— start Records supplied —

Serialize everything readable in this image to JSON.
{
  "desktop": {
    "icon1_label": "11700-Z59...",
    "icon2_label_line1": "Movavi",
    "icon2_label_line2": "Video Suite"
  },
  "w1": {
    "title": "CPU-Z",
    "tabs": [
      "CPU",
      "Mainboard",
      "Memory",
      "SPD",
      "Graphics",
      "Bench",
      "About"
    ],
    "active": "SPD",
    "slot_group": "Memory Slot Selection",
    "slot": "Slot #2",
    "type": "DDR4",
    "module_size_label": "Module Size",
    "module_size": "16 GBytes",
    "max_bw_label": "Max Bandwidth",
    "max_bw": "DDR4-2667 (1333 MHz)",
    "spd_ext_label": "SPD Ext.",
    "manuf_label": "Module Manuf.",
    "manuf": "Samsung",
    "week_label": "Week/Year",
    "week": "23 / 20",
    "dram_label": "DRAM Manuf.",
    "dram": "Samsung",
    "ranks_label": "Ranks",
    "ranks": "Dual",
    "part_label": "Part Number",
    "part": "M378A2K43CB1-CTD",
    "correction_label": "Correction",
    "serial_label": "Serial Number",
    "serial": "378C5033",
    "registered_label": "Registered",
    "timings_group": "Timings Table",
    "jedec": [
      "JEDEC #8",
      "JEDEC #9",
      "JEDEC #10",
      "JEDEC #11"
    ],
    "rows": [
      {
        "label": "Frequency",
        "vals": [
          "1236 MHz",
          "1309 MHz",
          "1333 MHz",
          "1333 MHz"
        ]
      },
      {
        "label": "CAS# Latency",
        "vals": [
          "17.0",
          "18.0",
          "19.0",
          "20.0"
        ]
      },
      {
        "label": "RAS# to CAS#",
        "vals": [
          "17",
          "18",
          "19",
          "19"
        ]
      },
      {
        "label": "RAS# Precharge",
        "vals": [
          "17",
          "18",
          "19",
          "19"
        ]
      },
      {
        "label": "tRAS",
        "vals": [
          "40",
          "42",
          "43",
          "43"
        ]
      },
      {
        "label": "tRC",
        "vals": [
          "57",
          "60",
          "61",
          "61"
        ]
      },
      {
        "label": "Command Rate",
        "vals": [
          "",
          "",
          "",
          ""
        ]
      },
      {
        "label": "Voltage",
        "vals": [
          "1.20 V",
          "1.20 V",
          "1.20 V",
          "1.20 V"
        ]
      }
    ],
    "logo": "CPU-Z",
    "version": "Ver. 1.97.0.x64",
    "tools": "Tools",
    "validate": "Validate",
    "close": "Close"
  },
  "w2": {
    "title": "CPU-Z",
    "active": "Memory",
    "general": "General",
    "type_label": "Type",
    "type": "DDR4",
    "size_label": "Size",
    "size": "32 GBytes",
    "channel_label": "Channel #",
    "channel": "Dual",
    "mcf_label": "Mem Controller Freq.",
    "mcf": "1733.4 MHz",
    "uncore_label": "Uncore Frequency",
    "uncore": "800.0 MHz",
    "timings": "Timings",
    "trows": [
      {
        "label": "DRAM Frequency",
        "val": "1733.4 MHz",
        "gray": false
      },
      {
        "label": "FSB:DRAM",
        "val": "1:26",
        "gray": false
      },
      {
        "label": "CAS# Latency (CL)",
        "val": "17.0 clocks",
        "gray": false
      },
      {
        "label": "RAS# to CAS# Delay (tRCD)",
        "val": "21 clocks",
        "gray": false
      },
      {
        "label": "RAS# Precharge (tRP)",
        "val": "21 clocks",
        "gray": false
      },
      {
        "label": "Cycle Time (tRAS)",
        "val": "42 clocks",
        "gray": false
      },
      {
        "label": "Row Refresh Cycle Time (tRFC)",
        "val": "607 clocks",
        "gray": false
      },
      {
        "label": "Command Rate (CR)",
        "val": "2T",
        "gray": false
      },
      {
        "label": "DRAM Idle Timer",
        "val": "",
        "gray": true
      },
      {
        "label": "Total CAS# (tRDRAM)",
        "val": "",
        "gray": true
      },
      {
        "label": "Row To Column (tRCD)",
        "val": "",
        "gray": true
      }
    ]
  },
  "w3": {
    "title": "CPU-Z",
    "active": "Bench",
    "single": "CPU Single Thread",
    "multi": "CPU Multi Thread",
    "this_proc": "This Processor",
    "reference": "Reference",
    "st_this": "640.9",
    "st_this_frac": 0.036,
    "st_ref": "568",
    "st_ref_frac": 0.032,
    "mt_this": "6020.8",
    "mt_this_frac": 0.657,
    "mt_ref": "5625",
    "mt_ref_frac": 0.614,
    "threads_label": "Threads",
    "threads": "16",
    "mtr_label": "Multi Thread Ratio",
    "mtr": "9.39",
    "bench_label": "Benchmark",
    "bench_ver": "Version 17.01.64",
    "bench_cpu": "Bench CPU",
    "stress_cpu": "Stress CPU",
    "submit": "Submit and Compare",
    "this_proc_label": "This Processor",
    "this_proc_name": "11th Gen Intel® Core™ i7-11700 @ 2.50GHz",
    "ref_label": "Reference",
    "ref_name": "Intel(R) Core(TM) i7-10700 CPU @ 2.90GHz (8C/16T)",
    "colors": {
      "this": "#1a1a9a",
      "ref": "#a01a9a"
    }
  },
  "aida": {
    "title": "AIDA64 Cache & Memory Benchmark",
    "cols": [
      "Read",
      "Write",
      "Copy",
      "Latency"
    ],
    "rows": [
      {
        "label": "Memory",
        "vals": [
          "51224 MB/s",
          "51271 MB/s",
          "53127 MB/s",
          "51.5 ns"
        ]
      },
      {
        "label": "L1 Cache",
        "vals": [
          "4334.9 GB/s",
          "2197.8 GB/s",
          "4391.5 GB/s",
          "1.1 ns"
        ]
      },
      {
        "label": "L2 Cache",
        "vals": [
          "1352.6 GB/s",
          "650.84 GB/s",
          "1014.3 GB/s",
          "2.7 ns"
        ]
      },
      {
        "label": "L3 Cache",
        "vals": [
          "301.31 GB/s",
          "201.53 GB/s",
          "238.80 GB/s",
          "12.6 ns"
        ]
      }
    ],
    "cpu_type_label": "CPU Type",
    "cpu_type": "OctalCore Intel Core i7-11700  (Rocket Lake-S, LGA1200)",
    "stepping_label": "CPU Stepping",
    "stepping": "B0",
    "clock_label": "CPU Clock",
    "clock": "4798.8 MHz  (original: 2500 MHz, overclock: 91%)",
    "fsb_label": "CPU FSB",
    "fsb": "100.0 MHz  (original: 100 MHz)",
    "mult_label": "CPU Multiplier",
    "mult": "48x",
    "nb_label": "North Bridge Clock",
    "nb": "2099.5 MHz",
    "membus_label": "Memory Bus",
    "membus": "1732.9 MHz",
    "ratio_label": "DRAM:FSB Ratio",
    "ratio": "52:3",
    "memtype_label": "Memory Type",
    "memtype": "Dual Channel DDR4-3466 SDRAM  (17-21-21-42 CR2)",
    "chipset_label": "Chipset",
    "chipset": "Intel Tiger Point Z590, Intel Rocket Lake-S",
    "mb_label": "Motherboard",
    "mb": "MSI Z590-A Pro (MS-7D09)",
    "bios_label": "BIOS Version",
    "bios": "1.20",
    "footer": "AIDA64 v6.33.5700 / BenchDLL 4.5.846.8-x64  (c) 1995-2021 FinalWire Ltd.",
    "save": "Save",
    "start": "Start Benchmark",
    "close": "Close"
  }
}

— end Records supplied —

Repeat the material above in full, keeping every word.

Serialize everything readable in this image to JSON.
{
  "desktop": {
    "icon1_label": "11700-Z59...",
    "icon2_label_line1": "Movavi",
    "icon2_label_line2": "Video Suite"
  },
  "w1": {
    "title": "CPU-Z",
    "tabs": [
      "CPU",
      "Mainboard",
      "Memory",
      "SPD",
      "Graphics",
      "Bench",
      "About"
    ],
    "active": "SPD",
    "slot_group": "Memory Slot Selection",
    "slot": "Slot #2",
    "type": "DDR4",
    "module_size_label": "Module Size",
    "module_size": "16 GBytes",
    "max_bw_label": "Max Bandwidth",
    "max_bw": "DDR4-2667 (1333 MHz)",
    "spd_ext_label": "SPD Ext.",
    "manuf_label": "Module Manuf.",
    "manuf": "Samsung",
    "week_label": "Week/Year",
    "week": "23 / 20",
    "dram_label": "DRAM Manuf.",
    "dram": "Samsung",
    "ranks_label": "Ranks",
    "ranks": "Dual",
    "part_label": "Part Number",
    "part": "M378A2K43CB1-CTD",
    "correction_label": "Correction",
    "serial_label": "Serial Number",
    "serial": "378C5033",
    "registered_label": "Registered",
    "timings_group": "Timings Table",
    "jedec": [
      "JEDEC #8",
      "JEDEC #9",
      "JEDEC #10",
      "JEDEC #11"
    ],
    "rows": [
      {
        "label": "Frequency",
        "vals": [
          "1236 MHz",
          "1309 MHz",
          "1333 MHz",
          "1333 MHz"
        ]
      },
      {
        "label": "CAS# Latency",
        "vals": [
          "17.0",
          "18.0",
          "19.0",
          "20.0"
        ]
      },
      {
        "label": "RAS# to CAS#",
        "vals": [
          "17",
          "18",
          "19",
          "19"
        ]
      },
      {
        "label": "RAS# Precharge",
        "vals": [
          "17",
          "18",
          "19",
          "19"
        ]
      },
      {
        "label": "tRAS",
        "vals": [
          "40",
          "42",
          "43",
          "43"
        ]
      },
      {
        "label": "tRC",
        "vals": [
          "57",
          "60",
          "61",
          "61"
        ]
      },
      {
        "label": "Command Rate",
        "vals": [
          "",
          "",
          "",
          ""
        ]
      },
      {
        "label": "Voltage",
        "vals": [
          "1.20 V",
          "1.20 V",
          "1.20 V",
          "1.20 V"
        ]
      }
    ],
    "logo": "CPU-Z",
    "version": "Ver. 1.97.0.x64",
    "tools": "Tools",
    "validate": "Validate",
    "close": "Close"
  },
  "w2": {
    "title": "CPU-Z",
    "active": "Memory",
    "general": "General",
    "type_label": "Type",
    "type": "DDR4",
    "size_label": "Size",
    "size": "32 GBytes",
    "channel_label": "Channel #",
    "channel": "Dual",
    "mcf_label": "Mem Controller Freq.",
    "mcf": "1733.4 MHz",
    "uncore_label": "Uncore Frequency",
    "uncore": "800.0 MHz",
    "timings": "Timings",
    "trows": [
      {
        "label": "DRAM Frequency",
        "val": "1733.4 MHz",
        "gray": false
      },
      {
        "label": "FSB:DRAM",
        "val": "1:26",
        "gray": false
      },
      {
        "label": "CAS# Latency (CL)",
        "val": "17.0 clocks",
        "gray": false
      },
      {
        "label": "RAS# to CAS# Delay (tRCD)",
        "val": "21 clocks",
        "gray": false
      },
      {
        "label": "RAS# Precharge (tRP)",
        "val": "21 clocks",
        "gray": false
      },
      {
        "label": "Cycle Time (tRAS)",
        "val": "42 clocks",
        "gray": false
      },
      {
        "label": "Row Refresh Cycle Time (tRFC)",
        "val": "607 clocks",
        "gray": false
      },
      {
        "label": "Command Rate (CR)",
        "val": "2T",
        "gray": false
      },
      {
        "label": "DRAM Idle Timer",
        "val": "",
        "gray": true
      },
      {
        "label": "Total CAS# (tRDRAM)",
        "val": "",
        "gray": true
      },
      {
        "label": "Row To Column (tRCD)",
        "val": "",
        "gray": true
      }
    ]
  },
  "w3": {
    "title": "CPU-Z",
    "active": "Bench",
    "single": "CPU Single Thread",
    "multi": "CPU Multi Thread",
    "this_proc": "This Processor",
    "reference": "Reference",
    "st_this": "640.9",
    "st_this_frac": 0.036,
    "st_ref": "568",
    "st_ref_frac": 0.032,
    "mt_this": "6020.8",
    "mt_this_frac": 0.657,
    "mt_ref": "5625",
    "mt_ref_frac": 0.614,
    "threads_label": "Threads",
    "threads": "16",
    "mtr_label": "Multi Thread Ratio",
    "mtr": "9.39",
    "bench_label": "Benchmark",
    "bench_ver": "Version 17.01.64",
    "bench_cpu": "Bench CPU",
    "stress_cpu": "Stress CPU",
    "submit": "Submit and Compare",
    "this_proc_label": "This Processor",
    "this_proc_name": "11th Gen Intel® Core™ i7-11700 @ 2.50GHz",
    "ref_label": "Reference",
    "ref_name": "Intel(R) Core(TM) i7-10700 CPU @ 2.90GHz (8C/16T)",
    "colors": {
      "this": "#1a1a9a",
      "ref": "#a01a9a"
    }
  },
  "aida": {
    "title": "AIDA64 Cache & Memory Benchmark",
    "cols": [
      "Read",
      "Write",
      "Copy",
      "Latency"
    ],
    "rows": [
      {
        "label": "Memory",
        "vals": [
          "51224 MB/s",
          "51271 MB/s",
          "53127 MB/s",
          "51.5 ns"
        ]
      },
      {
        "label": "L1 Cache",
        "vals": [
          "4334.9 GB/s",
          "2197.8 GB/s",
          "4391.5 GB/s",
          "1.1 ns"
        ]
      },
      {
        "label": "L2 Cache",
        "vals": [
          "1352.6 GB/s",
          "650.84 GB/s",
          "1014.3 GB/s",
          "2.7 ns"
        ]
      },
      {
        "label": "L3 Cache",
        "vals": [
          "301.31 GB/s",
          "201.53 GB/s",
          "238.80 GB/s",
          "12.6 ns"
        ]
      }
    ],
    "cpu_type_label": "CPU Type",
    "cpu_type": "OctalCore Intel Core i7-11700  (Rocket Lake-S, LGA1200)",
    "stepping_label": "CPU Stepping",
    "stepping": "B0",
    "clock_label": "CPU Clock",
    "clock": "4798.8 MHz  (original: 2500 MHz, overclock: 91%)",
    "fsb_label": "CPU FSB",
    "fsb": "100.0 MHz  (original: 100 MHz)",
    "mult_label": "CPU Multiplier",
    "mult": "48x",
    "nb_label": "North Bridge Clock",
    "nb": "2099.5 MHz",
    "membus_label": "Memory Bus",
    "membus": "1732.9 MHz",
    "ratio_label": "DRAM:FSB Ratio",
    "ratio": "52:3",
    "memtype_label": "Memory Type",
    "memtype": "Dual Channel DDR4-3466 SDRAM  (17-21-21-42 CR2)",
    "chipset_label": "Chipset",
    "chipset": "Intel Tiger Point Z590, Intel Rocket Lake-S",
    "mb_label": "Motherboard",
    "mb": "MSI Z590-A Pro (MS-7D09)",
    "bios_label": "BIOS Version",
    "bios": "1.20",
    "footer": "AIDA64 v6.33.5700 / BenchDLL 4.5.846.8-x64  (c) 1995-2021 FinalWire Ltd.",
    "save": "Save",
    "start": "Start Benchmark",
    "close": "Close"
  }
}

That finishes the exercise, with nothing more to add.